**Auftrag**. Führen Sie sämtliche geografischen Eigennamen (Städte, Länder, Inseln) auf, die im Textauszug über die Bombenangriffe auf Rosenheim genannt werden.

Rosenheim – Obwohl bereits drei Jahre lang Bomber deutsche Städte in Schutt und Asche legten, traf es uns wegen der beschränkten Reichweite der Begleitjäger für die in England startenden Bomber zunächst nicht.
Als sich jedoch die Amerikaner und die Briten nach ihrer Landung in Sizilien ab Juli 1943 in Italien immer weiter Richtung Norden vorwärtskämpften, gerieten auch wir ab Oktober 1944 in die Reichweite der Bomber.
Bis zum Kriegsende trafen 14 verheerende Bombenangriffe den Rosenheimer Bahnhof als Eisenbahnknotenpunkt sowie die Klepperwerke als Rüstungsbetrieb. Das gesamte Rosenheimer Bahnhofsgelände war bald kraterübersät wie eine Mondlandschaft, Gleise stachen bizarr in die Luft und zerstörte Loks und Waggons lagen kreuz und quer herum. Ein Volltreffer traf einen der beiden Bunker vor dem Bahnhof. 53 Menschen starben bei dieser größten Einzelkatastrophe während des Krieges in Rosenheim.

**Vorliegende Datensätze**.
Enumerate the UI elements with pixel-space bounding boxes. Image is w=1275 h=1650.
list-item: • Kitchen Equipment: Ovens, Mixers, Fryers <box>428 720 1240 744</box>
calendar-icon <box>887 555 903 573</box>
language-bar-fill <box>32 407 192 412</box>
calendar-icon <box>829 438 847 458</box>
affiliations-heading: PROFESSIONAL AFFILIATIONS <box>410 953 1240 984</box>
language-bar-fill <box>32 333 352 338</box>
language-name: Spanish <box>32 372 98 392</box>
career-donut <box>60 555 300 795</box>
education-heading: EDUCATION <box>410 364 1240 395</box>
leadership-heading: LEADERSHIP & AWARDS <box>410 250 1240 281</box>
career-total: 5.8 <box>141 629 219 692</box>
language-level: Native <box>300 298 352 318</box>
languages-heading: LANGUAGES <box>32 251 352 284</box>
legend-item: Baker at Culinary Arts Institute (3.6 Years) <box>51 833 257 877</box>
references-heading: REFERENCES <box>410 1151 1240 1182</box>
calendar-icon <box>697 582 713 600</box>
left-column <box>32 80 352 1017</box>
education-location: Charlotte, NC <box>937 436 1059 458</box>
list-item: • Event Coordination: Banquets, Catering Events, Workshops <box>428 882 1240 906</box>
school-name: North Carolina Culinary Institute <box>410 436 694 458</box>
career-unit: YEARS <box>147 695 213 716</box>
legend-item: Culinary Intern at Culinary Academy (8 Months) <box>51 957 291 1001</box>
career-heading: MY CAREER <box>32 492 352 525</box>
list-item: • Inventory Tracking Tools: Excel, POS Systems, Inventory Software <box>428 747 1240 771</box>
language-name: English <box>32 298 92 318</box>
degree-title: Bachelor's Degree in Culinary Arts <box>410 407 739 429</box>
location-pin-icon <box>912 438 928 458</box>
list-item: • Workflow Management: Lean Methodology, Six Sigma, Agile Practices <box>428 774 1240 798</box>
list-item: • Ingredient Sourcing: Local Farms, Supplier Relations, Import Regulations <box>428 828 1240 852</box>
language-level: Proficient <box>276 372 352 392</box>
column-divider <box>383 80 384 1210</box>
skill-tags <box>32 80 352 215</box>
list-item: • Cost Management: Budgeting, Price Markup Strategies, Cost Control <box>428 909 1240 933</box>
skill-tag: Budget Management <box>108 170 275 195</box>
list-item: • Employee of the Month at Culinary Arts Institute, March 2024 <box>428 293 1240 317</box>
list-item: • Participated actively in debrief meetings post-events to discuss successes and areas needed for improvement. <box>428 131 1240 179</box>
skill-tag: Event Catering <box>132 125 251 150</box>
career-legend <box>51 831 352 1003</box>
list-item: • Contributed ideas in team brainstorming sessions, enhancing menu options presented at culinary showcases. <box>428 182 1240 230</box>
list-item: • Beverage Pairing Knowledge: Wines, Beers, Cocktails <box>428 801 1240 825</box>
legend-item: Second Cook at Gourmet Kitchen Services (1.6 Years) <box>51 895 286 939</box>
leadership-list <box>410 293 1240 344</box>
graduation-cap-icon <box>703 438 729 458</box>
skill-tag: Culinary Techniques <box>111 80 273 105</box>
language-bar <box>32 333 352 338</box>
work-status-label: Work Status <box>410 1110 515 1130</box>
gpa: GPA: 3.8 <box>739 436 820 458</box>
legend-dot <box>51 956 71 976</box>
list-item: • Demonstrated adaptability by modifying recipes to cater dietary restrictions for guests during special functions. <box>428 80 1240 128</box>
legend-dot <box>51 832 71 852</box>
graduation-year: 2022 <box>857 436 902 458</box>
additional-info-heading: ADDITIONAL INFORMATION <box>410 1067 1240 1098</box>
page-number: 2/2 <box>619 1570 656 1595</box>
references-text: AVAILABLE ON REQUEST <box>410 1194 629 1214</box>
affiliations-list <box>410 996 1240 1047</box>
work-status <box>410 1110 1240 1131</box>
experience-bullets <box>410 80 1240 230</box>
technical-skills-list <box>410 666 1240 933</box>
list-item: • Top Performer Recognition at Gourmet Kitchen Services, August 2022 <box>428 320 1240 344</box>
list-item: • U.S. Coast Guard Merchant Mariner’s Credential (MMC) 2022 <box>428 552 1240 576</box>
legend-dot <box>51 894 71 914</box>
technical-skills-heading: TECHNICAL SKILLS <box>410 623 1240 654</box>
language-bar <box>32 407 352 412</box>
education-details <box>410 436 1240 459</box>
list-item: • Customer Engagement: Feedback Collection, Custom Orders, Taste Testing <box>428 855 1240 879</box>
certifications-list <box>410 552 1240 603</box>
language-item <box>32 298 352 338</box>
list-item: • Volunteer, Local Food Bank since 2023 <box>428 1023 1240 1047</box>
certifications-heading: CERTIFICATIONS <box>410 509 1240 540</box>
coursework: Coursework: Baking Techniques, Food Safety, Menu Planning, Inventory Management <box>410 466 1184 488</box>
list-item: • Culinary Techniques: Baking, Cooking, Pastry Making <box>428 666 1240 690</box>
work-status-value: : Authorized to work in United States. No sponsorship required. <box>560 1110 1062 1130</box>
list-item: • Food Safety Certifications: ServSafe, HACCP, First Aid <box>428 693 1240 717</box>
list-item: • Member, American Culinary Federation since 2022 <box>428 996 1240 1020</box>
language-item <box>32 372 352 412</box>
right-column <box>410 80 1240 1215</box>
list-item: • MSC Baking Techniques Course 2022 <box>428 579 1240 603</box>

**Ergebnis**.
- Rosenheim
- England
- Sizilien
- Italien